-- Problem --
Go through the listing and return every line with "time" in it.

-- Collected data entries --

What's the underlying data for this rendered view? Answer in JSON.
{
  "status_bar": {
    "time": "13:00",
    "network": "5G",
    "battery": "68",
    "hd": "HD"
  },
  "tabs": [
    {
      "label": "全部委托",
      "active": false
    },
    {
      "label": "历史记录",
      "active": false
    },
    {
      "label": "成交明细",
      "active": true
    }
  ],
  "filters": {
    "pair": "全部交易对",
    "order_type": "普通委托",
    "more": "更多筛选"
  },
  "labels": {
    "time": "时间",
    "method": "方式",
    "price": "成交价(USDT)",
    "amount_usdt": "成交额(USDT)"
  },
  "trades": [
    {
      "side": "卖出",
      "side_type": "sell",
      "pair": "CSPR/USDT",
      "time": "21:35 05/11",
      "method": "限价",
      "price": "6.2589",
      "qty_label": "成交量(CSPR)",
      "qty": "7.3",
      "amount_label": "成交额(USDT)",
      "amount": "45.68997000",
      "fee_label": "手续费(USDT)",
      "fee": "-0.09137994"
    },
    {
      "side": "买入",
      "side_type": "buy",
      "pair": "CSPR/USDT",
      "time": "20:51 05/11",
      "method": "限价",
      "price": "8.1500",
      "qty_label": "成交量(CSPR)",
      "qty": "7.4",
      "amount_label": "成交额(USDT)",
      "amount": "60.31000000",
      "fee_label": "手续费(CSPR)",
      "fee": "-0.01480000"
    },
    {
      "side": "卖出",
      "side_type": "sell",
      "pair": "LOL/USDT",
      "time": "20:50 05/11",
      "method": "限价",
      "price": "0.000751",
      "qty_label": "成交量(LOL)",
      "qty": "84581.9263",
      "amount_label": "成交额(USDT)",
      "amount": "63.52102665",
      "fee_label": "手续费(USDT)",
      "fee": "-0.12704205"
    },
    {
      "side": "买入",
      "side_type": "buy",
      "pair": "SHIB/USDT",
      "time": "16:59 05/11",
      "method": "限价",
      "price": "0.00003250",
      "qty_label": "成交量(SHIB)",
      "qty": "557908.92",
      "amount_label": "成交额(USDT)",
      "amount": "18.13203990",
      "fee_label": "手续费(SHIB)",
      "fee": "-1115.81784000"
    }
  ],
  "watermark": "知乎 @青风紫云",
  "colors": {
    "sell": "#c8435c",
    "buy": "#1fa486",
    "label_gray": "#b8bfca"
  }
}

---

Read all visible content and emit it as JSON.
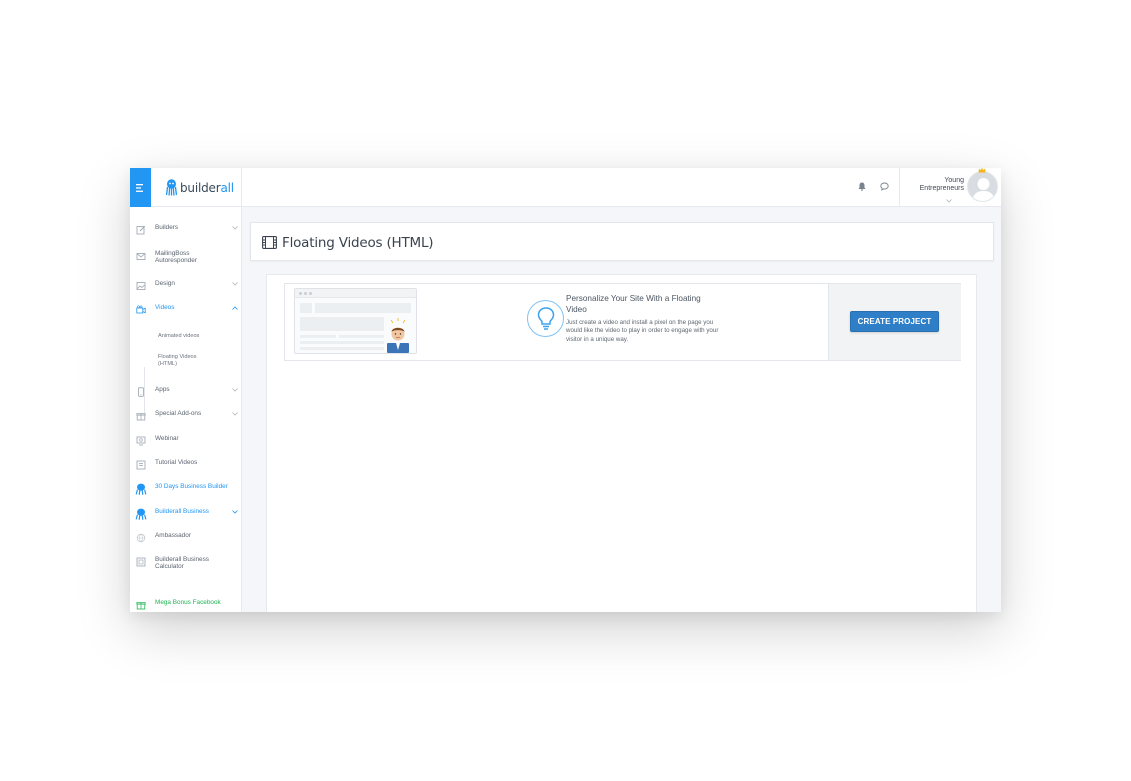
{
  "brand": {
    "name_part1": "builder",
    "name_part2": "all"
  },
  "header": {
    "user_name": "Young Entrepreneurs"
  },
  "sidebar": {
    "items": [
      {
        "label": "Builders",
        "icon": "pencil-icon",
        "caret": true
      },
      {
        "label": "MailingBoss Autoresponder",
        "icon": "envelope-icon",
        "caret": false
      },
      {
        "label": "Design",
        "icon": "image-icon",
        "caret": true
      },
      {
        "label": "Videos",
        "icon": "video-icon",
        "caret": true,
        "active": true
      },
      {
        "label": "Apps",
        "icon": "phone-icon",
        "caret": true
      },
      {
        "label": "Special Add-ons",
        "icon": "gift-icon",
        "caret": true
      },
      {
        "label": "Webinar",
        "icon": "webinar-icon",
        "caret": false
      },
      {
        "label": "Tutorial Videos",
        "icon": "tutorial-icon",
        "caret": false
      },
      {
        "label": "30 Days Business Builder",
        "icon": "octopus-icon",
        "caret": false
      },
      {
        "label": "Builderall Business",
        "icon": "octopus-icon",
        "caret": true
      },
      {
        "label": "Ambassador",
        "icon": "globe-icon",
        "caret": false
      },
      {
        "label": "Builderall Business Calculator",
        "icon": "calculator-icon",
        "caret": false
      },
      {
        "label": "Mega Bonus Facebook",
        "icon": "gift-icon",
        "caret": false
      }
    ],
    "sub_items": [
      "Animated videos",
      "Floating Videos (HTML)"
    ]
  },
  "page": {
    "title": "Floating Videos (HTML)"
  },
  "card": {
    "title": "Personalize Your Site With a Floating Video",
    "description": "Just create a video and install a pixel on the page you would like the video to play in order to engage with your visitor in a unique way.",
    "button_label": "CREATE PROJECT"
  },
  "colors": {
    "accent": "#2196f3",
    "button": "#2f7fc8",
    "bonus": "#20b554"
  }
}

...

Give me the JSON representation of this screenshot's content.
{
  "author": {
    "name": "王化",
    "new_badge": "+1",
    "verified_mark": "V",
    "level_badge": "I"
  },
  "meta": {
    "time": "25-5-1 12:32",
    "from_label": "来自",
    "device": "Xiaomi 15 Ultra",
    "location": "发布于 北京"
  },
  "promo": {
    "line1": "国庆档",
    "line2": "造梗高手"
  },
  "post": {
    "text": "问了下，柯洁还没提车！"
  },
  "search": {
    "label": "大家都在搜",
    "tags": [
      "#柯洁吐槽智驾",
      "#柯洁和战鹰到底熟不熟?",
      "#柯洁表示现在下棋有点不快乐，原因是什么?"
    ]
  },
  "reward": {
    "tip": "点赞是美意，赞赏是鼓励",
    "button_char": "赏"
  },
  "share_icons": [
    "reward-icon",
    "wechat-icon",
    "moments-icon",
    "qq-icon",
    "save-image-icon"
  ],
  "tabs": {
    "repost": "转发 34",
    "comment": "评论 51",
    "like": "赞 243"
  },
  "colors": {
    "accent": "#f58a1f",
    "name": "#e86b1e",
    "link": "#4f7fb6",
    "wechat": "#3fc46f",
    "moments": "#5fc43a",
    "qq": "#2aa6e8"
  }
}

-- Exercise answer --
    "time": "13:00",
    "time": "时间",
      "time": "21:35 05/11",
      "time": "20:51 05/11",
      "time": "20:50 05/11",
      "time": "16:59 05/11",
    "time": "25-5-1 12:32",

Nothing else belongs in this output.